### [Exercise prompt]
Copy every line of the listing exactly.

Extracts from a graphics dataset
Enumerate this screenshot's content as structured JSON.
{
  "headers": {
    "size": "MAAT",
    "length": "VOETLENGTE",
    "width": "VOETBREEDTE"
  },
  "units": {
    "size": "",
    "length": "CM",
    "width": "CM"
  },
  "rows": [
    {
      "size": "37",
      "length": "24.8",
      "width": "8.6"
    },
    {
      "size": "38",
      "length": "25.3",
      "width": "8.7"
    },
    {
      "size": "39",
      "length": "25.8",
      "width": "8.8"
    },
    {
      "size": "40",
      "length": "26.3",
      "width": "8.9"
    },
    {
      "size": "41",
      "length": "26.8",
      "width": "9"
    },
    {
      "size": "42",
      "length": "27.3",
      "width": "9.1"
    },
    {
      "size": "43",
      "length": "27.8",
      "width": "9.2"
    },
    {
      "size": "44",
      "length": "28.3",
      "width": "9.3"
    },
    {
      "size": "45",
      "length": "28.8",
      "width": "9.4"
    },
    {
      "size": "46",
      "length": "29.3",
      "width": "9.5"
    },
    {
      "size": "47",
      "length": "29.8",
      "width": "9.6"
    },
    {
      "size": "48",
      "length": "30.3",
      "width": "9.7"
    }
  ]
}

### [Final result]
Enumerate this screenshot's content as structured JSON.
{
  "headers": {
    "size": "MAAT",
    "length": "VOETLENGTE",
    "width": "VOETBREEDTE"
  },
  "units": {
    "size": "",
    "length": "CM",
    "width": "CM"
  },
  "rows": [
    {
      "size": "37",
      "length": "24.8",
      "width": "8.6"
    },
    {
      "size": "38",
      "length": "25.3",
      "width": "8.7"
    },
    {
      "size": "39",
      "length": "25.8",
      "width": "8.8"
    },
    {
      "size": "40",
      "length": "26.3",
      "width": "8.9"
    },
    {
      "size": "41",
      "length": "26.8",
      "width": "9"
    },
    {
      "size": "42",
      "length": "27.3",
      "width": "9.1"
    },
    {
      "size": "43",
      "length": "27.8",
      "width": "9.2"
    },
    {
      "size": "44",
      "length": "28.3",
      "width": "9.3"
    },
    {
      "size": "45",
      "length": "28.8",
      "width": "9.4"
    },
    {
      "size": "46",
      "length": "29.3",
      "width": "9.5"
    },
    {
      "size": "47",
      "length": "29.8",
      "width": "9.6"
    },
    {
      "size": "48",
      "length": "30.3",
      "width": "9.7"
    }
  ]
}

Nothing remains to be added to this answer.